Take the records underneath and set them down exactly.

Extracted records:
══════

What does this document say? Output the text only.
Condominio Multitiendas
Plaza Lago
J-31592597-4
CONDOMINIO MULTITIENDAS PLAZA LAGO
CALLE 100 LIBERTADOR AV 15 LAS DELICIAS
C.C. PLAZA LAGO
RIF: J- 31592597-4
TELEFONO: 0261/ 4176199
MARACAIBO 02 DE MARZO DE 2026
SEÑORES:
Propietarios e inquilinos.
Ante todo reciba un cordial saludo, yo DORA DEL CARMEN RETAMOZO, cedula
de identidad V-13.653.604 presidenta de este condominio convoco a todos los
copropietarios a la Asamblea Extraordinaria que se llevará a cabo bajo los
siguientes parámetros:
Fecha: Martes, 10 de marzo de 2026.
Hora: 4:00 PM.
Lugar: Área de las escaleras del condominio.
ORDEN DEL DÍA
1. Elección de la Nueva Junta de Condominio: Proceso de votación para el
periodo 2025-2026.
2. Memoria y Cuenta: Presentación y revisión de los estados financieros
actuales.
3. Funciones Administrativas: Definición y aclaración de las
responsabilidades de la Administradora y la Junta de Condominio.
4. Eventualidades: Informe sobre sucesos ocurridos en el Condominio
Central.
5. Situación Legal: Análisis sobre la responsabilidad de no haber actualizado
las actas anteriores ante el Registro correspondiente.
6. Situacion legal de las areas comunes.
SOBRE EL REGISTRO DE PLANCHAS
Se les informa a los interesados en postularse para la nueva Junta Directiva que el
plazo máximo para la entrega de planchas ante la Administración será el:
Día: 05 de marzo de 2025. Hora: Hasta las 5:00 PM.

══════

**Solved exercise**.
What does this document say? Output the text only.
Condominio Multitiendas
Plaza Lago
J-31592597-4
CONDOMINIO MULTITIENDAS PLAZA LAGO
CALLE 100 LIBERTADOR AV 15 LAS DELICIAS
C.C. PLAZA LAGO
RIF: J- 31592597-4
TELEFONO: 0261/ 4176199
MARACAIBO 02 DE MARZO DE 2026
SEÑORES:
Propietarios e inquilinos.
Ante todo reciba un cordial saludo, yo DORA DEL CARMEN RETAMOZO, cedula
de identidad V-13.653.604 presidenta de este condominio convoco a todos los
copropietarios a la Asamblea Extraordinaria que se llevará a cabo bajo los
siguientes parámetros:
Fecha: Martes, 10 de marzo de 2026.
Hora: 4:00 PM.
Lugar: Área de las escaleras del condominio.
ORDEN DEL DÍA
1. Elección de la Nueva Junta de Condominio: Proceso de votación para el
periodo 2025-2026.
2. Memoria y Cuenta: Presentación y revisión de los estados financieros
actuales.
3. Funciones Administrativas: Definición y aclaración de las
responsabilidades de la Administradora y la Junta de Condominio.
4. Eventualidades: Informe sobre sucesos ocurridos en el Condominio
Central.
5. Situación Legal: Análisis sobre la responsabilidad de no haber actualizado
las actas anteriores ante el Registro correspondiente.
6. Situacion legal de las areas comunes.
SOBRE EL REGISTRO DE PLANCHAS
Se les informa a los interesados en postularse para la nueva Junta Directiva que el
plazo máximo para la entrega de planchas ante la Administración será el:
Día: 05 de marzo de 2025. Hora: Hasta las 5:00 PM.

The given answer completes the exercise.